Short task >> Set down, in full, every record in the block.

======== Data excerpts

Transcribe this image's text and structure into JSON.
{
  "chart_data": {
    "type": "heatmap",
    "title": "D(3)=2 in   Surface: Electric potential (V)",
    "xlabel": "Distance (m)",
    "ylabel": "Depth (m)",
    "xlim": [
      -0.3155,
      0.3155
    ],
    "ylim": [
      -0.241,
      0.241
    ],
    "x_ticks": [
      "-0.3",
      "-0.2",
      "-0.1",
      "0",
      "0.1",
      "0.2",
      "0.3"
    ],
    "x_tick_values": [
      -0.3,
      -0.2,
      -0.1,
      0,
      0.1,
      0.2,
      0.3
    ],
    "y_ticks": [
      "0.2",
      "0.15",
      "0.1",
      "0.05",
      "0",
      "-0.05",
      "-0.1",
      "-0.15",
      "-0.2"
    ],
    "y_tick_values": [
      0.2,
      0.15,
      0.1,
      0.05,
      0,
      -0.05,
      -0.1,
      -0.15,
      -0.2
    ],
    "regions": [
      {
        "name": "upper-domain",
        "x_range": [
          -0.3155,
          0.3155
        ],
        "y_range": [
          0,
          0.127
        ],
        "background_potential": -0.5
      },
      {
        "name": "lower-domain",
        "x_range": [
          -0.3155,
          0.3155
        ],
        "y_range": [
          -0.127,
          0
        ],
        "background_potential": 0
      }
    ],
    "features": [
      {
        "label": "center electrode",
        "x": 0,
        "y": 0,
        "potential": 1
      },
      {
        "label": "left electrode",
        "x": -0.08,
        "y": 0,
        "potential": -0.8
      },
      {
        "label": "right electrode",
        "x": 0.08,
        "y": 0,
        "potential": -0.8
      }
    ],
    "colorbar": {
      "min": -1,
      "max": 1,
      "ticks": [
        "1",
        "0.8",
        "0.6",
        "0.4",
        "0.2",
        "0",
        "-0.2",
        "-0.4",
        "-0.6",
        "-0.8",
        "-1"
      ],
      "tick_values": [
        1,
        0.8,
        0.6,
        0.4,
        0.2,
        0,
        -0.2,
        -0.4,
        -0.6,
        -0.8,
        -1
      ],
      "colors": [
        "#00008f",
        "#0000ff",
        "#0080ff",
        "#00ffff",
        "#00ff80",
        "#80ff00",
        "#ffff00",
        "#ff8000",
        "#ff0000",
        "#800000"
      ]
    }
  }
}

================

Result of the exercise >>
Transcribe this image's text and structure into JSON.
{
  "chart_data": {
    "type": "heatmap",
    "title": "D(3)=2 in   Surface: Electric potential (V)",
    "xlabel": "Distance (m)",
    "ylabel": "Depth (m)",
    "xlim": [
      -0.3155,
      0.3155
    ],
    "ylim": [
      -0.241,
      0.241
    ],
    "x_ticks": [
      "-0.3",
      "-0.2",
      "-0.1",
      "0",
      "0.1",
      "0.2",
      "0.3"
    ],
    "x_tick_values": [
      -0.3,
      -0.2,
      -0.1,
      0,
      0.1,
      0.2,
      0.3
    ],
    "y_ticks": [
      "0.2",
      "0.15",
      "0.1",
      "0.05",
      "0",
      "-0.05",
      "-0.1",
      "-0.15",
      "-0.2"
    ],
    "y_tick_values": [
      0.2,
      0.15,
      0.1,
      0.05,
      0,
      -0.05,
      -0.1,
      -0.15,
      -0.2
    ],
    "regions": [
      {
        "name": "upper-domain",
        "x_range": [
          -0.3155,
          0.3155
        ],
        "y_range": [
          0,
          0.127
        ],
        "background_potential": -0.5
      },
      {
        "name": "lower-domain",
        "x_range": [
          -0.3155,
          0.3155
        ],
        "y_range": [
          -0.127,
          0
        ],
        "background_potential": 0
      }
    ],
    "features": [
      {
        "label": "center electrode",
        "x": 0,
        "y": 0,
        "potential": 1
      },
      {
        "label": "left electrode",
        "x": -0.08,
        "y": 0,
        "potential": -0.8
      },
      {
        "label": "right electrode",
        "x": 0.08,
        "y": 0,
        "potential": -0.8
      }
    ],
    "colorbar": {
      "min": -1,
      "max": 1,
      "ticks": [
        "1",
        "0.8",
        "0.6",
        "0.4",
        "0.2",
        "0",
        "-0.2",
        "-0.4",
        "-0.6",
        "-0.8",
        "-1"
      ],
      "tick_values": [
        1,
        0.8,
        0.6,
        0.4,
        0.2,
        0,
        -0.2,
        -0.4,
        -0.6,
        -0.8,
        -1
      ],
      "colors": [
        "#00008f",
        "#0000ff",
        "#0080ff",
        "#00ffff",
        "#00ff80",
        "#80ff00",
        "#ffff00",
        "#ff8000",
        "#ff0000",
        "#800000"
      ]
    }
  }
}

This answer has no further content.